Extract all lines that hold "Redds" from the records below.

## begin INPUT FOR THIS TASK

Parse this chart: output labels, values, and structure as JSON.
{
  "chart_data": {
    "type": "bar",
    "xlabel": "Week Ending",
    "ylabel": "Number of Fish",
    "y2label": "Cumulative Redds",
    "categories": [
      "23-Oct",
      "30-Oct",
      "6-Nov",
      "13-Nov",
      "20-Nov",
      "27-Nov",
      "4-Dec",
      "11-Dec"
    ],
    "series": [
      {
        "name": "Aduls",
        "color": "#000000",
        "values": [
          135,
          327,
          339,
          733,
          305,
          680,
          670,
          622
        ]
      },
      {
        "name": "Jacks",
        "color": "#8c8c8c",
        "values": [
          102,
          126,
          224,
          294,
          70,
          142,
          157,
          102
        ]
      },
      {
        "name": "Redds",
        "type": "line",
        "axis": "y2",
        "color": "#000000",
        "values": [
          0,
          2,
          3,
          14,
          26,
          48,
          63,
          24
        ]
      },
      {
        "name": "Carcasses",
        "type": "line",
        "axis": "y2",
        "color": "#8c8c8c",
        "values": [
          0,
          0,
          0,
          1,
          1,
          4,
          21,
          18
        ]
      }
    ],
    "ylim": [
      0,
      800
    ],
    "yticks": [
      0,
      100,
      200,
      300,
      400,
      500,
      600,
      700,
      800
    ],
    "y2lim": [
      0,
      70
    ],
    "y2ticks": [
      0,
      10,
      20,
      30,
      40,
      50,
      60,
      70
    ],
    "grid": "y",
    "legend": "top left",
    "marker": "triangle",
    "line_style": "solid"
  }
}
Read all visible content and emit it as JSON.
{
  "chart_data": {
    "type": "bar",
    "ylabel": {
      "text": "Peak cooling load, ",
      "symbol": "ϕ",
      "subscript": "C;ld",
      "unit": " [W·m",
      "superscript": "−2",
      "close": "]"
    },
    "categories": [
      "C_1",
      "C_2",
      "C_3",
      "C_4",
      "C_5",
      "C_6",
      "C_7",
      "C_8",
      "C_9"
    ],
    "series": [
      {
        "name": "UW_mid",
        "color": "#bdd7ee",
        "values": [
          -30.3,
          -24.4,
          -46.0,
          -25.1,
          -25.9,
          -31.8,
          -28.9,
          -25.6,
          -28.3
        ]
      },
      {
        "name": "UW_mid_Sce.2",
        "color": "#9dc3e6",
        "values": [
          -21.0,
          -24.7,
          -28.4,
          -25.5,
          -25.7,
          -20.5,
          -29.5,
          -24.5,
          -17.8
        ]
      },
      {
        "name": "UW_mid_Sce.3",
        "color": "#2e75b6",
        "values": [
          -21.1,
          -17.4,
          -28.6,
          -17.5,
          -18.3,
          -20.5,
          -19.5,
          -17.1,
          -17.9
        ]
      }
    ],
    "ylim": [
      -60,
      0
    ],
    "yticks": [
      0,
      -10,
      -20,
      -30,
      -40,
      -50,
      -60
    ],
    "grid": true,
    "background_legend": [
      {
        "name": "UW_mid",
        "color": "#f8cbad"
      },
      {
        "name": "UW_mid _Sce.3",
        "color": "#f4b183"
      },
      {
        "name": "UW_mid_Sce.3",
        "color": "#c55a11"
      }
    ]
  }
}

## end INPUT FOR THIS TASK

■ **WRITTEN SOLUTION**:
    "y2label": "Cumulative Redds",
        "name": "Redds",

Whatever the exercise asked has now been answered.